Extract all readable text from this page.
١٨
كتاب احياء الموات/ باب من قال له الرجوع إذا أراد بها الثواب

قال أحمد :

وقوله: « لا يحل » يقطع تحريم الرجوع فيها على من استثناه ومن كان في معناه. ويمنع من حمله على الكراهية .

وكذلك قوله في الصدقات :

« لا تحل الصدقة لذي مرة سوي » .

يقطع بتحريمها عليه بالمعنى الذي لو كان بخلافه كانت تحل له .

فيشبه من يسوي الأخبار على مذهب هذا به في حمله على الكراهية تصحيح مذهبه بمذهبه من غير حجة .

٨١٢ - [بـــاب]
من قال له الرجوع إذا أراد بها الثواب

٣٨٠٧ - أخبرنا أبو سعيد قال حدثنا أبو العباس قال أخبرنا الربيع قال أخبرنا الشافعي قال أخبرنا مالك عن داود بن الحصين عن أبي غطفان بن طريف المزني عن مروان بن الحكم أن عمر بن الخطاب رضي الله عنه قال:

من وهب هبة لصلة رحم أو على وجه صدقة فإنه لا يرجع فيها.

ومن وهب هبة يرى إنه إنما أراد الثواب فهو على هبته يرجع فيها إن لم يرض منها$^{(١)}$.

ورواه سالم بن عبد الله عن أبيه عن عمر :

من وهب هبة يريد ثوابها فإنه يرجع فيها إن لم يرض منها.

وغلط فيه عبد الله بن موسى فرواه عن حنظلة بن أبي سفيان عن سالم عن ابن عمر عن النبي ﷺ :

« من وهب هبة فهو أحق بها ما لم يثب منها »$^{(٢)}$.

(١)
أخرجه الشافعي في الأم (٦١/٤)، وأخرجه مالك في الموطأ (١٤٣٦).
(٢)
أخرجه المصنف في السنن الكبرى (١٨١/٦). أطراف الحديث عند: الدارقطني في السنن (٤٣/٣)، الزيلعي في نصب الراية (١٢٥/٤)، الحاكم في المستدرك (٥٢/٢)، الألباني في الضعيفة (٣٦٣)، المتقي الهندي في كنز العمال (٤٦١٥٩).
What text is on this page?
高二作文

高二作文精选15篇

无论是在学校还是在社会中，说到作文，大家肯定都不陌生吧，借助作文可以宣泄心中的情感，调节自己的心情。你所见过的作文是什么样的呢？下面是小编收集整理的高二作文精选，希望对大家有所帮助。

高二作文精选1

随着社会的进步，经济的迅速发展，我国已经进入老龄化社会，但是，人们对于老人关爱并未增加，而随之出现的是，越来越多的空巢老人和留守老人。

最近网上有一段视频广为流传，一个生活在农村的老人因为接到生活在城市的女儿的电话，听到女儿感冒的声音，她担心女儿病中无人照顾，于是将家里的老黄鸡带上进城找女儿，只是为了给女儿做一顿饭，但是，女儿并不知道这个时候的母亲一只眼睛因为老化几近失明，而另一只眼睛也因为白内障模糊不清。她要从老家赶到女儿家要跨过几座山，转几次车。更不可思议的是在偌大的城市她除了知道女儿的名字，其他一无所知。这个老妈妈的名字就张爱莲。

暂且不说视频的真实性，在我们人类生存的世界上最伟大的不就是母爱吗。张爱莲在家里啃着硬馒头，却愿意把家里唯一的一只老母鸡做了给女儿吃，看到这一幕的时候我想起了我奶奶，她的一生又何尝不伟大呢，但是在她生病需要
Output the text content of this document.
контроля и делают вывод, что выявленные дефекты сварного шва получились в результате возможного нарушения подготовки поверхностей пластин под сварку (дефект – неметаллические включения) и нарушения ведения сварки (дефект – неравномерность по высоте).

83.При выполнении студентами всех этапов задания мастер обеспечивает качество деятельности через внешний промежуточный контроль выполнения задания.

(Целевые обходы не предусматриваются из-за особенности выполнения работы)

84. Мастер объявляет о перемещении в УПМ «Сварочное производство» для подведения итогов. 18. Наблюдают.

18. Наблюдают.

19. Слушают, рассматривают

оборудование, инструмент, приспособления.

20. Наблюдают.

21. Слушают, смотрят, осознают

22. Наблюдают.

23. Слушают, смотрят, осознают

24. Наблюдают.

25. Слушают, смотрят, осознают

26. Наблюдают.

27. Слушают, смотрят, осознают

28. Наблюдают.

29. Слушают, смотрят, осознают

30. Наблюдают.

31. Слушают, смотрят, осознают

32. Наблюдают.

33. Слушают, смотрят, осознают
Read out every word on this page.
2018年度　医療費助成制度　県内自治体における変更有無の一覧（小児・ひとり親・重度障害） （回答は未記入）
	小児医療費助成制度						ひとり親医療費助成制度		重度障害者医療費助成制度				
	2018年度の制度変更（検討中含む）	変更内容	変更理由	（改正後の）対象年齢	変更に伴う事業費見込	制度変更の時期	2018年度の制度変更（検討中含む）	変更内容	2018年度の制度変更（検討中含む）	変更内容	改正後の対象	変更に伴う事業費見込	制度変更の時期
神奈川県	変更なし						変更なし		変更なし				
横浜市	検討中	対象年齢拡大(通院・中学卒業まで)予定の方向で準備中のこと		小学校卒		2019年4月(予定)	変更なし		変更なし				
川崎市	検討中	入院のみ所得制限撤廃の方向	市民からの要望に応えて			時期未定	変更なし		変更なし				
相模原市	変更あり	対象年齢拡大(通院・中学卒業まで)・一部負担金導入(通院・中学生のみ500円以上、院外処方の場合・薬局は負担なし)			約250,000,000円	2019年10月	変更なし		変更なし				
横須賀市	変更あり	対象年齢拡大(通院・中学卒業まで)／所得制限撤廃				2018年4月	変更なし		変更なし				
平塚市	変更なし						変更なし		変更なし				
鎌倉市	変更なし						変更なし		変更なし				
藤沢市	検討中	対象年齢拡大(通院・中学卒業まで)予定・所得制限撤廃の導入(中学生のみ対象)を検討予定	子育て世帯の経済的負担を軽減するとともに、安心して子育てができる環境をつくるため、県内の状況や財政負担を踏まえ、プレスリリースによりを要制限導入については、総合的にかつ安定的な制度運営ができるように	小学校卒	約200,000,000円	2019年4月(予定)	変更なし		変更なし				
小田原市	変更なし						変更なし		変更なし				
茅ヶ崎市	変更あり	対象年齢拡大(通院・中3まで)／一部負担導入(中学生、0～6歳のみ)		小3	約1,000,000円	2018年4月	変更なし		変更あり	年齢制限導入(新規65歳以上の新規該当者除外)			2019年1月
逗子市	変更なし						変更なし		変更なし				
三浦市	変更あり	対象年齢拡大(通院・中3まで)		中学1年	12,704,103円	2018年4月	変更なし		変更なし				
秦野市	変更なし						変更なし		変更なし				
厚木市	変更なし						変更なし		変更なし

################

Exercise details: Every line above should be written out again exactly as it stands.

Worked solution:
Extract all readable text from this page.
١٨
كتاب احياء الموات/ باب من قال له الرجوع إذا أراد بها الثواب

قال أحمد :

وقوله: « لا يحل » يقطع تحريم الرجوع فيها على من استثناه ومن كان في معناه. ويمنع من حمله على الكراهية .

وكذلك قوله في الصدقات :

« لا تحل الصدقة لذي مرة سوي » .

يقطع بتحريمها عليه بالمعنى الذي لو كان بخلافه كانت تحل له .

فيشبه من يسوي الأخبار على مذهب هذا به في حمله على الكراهية تصحيح مذهبه بمذهبه من غير حجة .

٨١٢ - [بـــاب]
من قال له الرجوع إذا أراد بها الثواب

٣٨٠٧ - أخبرنا أبو سعيد قال حدثنا أبو العباس قال أخبرنا الربيع قال أخبرنا الشافعي قال أخبرنا مالك عن داود بن الحصين عن أبي غطفان بن طريف المزني عن مروان بن الحكم أن عمر بن الخطاب رضي الله عنه قال:

من وهب هبة لصلة رحم أو على وجه صدقة فإنه لا يرجع فيها.

ومن وهب هبة يرى إنه إنما أراد الثواب فهو على هبته يرجع فيها إن لم يرض منها$^{(١)}$.

ورواه سالم بن عبد الله عن أبيه عن عمر :

من وهب هبة يريد ثوابها فإنه يرجع فيها إن لم يرض منها.

وغلط فيه عبد الله بن موسى فرواه عن حنظلة بن أبي سفيان عن سالم عن ابن عمر عن النبي ﷺ :

« من وهب هبة فهو أحق بها ما لم يثب منها »$^{(٢)}$.

(١)
أخرجه الشافعي في الأم (٦١/٤)، وأخرجه مالك في الموطأ (١٤٣٦).
(٢)
أخرجه المصنف في السنن الكبرى (١٨١/٦). أطراف الحديث عند: الدارقطني في السنن (٤٣/٣)، الزيلعي في نصب الراية (١٢٥/٤)، الحاكم في المستدرك (٥٢/٢)، الألباني في الضعيفة (٣٦٣)، المتقي الهندي في كنز العمال (٤٦١٥٩).
What text is on this page?
高二作文

高二作文精选15篇

无论是在学校还是在社会中，说到作文，大家肯定都不陌生吧，借助作文可以宣泄心中的情感，调节自己的心情。你所见过的作文是什么样的呢？下面是小编收集整理的高二作文精选，希望对大家有所帮助。

高二作文精选1

随着社会的进步，经济的迅速发展，我国已经进入老龄化社会，但是，人们对于老人关爱并未增加，而随之出现的是，越来越多的空巢老人和留守老人。

最近网上有一段视频广为流传，一个生活在农村的老人因为接到生活在城市的女儿的电话，听到女儿感冒的声音，她担心女儿病中无人照顾，于是将家里的老黄鸡带上进城找女儿，只是为了给女儿做一顿饭，但是，女儿并不知道这个时候的母亲一只眼睛因为老化几近失明，而另一只眼睛也因为白内障模糊不清。她要从老家赶到女儿家要跨过几座山，转几次车。更不可思议的是在偌大的城市她除了知道女儿的名字，其他一无所知。这个老妈妈的名字就张爱莲。

暂且不说视频的真实性，在我们人类生存的世界上最伟大的不就是母爱吗。张爱莲在家里啃着硬馒头，却愿意把家里唯一的一只老母鸡做了给女儿吃，看到这一幕的时候我想起了我奶奶，她的一生又何尝不伟大呢，但是在她生病需要
Output the text content of this document.
контроля и делают вывод, что выявленные дефекты сварного шва получились в результате возможного нарушения подготовки поверхностей пластин под сварку (дефект – неметаллические включения) и нарушения ведения сварки (дефект – неравномерность по высоте).

83.При выполнении студентами всех этапов задания мастер обеспечивает качество деятельности через внешний промежуточный контроль выполнения задания.

(Целевые обходы не предусматриваются из-за особенности выполнения работы)

84. Мастер объявляет о перемещении в УПМ «Сварочное производство» для подведения итогов. 18. Наблюдают.

18. Наблюдают.

19. Слушают, рассматривают

оборудование, инструмент, приспособления.

20. Наблюдают.

21. Слушают, смотрят, осознают

22. Наблюдают.

23. Слушают, смотрят, осознают

24. Наблюдают.

25. Слушают, смотрят, осознают

26. Наблюдают.

27. Слушают, смотрят, осознают

28. Наблюдают.

29. Слушают, смотрят, осознают

30. Наблюдают.

31. Слушают, смотрят, осознают

32. Наблюдают.

33. Слушают, смотрят, осознают
Read out every word on this page.
2018年度　医療費助成制度　県内自治体における変更有無の一覧（小児・ひとり親・重度障害） （回答は未記入）
	小児医療費助成制度						ひとり親医療費助成制度		重度障害者医療費助成制度				
	2018年度の制度変更（検討中含む）	変更内容	変更理由	（改正後の）対象年齢	変更に伴う事業費見込	制度変更の時期	2018年度の制度変更（検討中含む）	変更内容	2018年度の制度変更（検討中含む）	変更内容	改正後の対象	変更に伴う事業費見込	制度変更の時期
神奈川県	変更なし						変更なし		変更なし				
横浜市	検討中	対象年齢拡大(通院・中学卒業まで)予定の方向で準備中のこと		小学校卒		2019年4月(予定)	変更なし		変更なし				
川崎市	検討中	入院のみ所得制限撤廃の方向	市民からの要望に応えて			時期未定	変更なし		変更なし				
相模原市	変更あり	対象年齢拡大(通院・中学卒業まで)・一部負担金導入(通院・中学生のみ500円以上、院外処方の場合・薬局は負担なし)			約250,000,000円	2019年10月	変更なし		変更なし				
横須賀市	変更あり	対象年齢拡大(通院・中学卒業まで)／所得制限撤廃				2018年4月	変更なし		変更なし				
平塚市	変更なし						変更なし		変更なし				
鎌倉市	変更なし						変更なし		変更なし				
藤沢市	検討中	対象年齢拡大(通院・中学卒業まで)予定・所得制限撤廃の導入(中学生のみ対象)を検討予定	子育て世帯の経済的負担を軽減するとともに、安心して子育てができる環境をつくるため、県内の状況や財政負担を踏まえ、プレスリリースによりを要制限導入については、総合的にかつ安定的な制度運営ができるように	小学校卒	約200,000,000円	2019年4月(予定)	変更なし		変更なし				
小田原市	変更なし						変更なし		変更なし				
茅ヶ崎市	変更あり	対象年齢拡大(通院・中3まで)／一部負担導入(中学生、0～6歳のみ)		小3	約1,000,000円	2018年4月	変更なし		変更あり	年齢制限導入(新規65歳以上の新規該当者除外)			2019年1月
逗子市	変更なし						変更なし		変更なし				
三浦市	変更あり	対象年齢拡大(通院・中3まで)		中学1年	12,704,103円	2018年4月	変更なし		変更なし				
秦野市	変更なし						変更なし		変更なし				
厚木市	変更なし						変更なし		変更なし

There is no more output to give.